# Dataset items

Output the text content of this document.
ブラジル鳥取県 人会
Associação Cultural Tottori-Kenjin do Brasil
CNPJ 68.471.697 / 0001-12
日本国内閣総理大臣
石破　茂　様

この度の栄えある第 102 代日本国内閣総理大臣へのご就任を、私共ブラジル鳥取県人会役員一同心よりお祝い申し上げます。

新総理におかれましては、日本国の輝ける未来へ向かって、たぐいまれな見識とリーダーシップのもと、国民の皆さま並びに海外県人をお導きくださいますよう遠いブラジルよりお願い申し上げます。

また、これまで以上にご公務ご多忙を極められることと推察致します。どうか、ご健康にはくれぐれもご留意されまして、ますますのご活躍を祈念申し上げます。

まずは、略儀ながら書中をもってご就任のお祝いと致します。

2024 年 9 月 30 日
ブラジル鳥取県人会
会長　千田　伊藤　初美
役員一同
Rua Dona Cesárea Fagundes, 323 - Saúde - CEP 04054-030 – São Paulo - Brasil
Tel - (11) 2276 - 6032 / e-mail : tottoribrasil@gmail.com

# Given request
From the records above, extract each line exactly as shown.

# Solution for this task
Output the text content of this document.
ブラジル鳥取県 人会
Associação Cultural Tottori-Kenjin do Brasil
CNPJ 68.471.697 / 0001-12
日本国内閣総理大臣
石破　茂　様

この度の栄えある第 102 代日本国内閣総理大臣へのご就任を、私共ブラジル鳥取県人会役員一同心よりお祝い申し上げます。

新総理におかれましては、日本国の輝ける未来へ向かって、たぐいまれな見識とリーダーシップのもと、国民の皆さま並びに海外県人をお導きくださいますよう遠いブラジルよりお願い申し上げます。

また、これまで以上にご公務ご多忙を極められることと推察致します。どうか、ご健康にはくれぐれもご留意されまして、ますますのご活躍を祈念申し上げます。

まずは、略儀ながら書中をもってご就任のお祝いと致します。

2024 年 9 月 30 日
ブラジル鳥取県人会
会長　千田　伊藤　初美
役員一同
Rua Dona Cesárea Fagundes, 323 - Saúde - CEP 04054-030 – São Paulo - Brasil
Tel - (11) 2276 - 6032 / e-mail : tottoribrasil@gmail.com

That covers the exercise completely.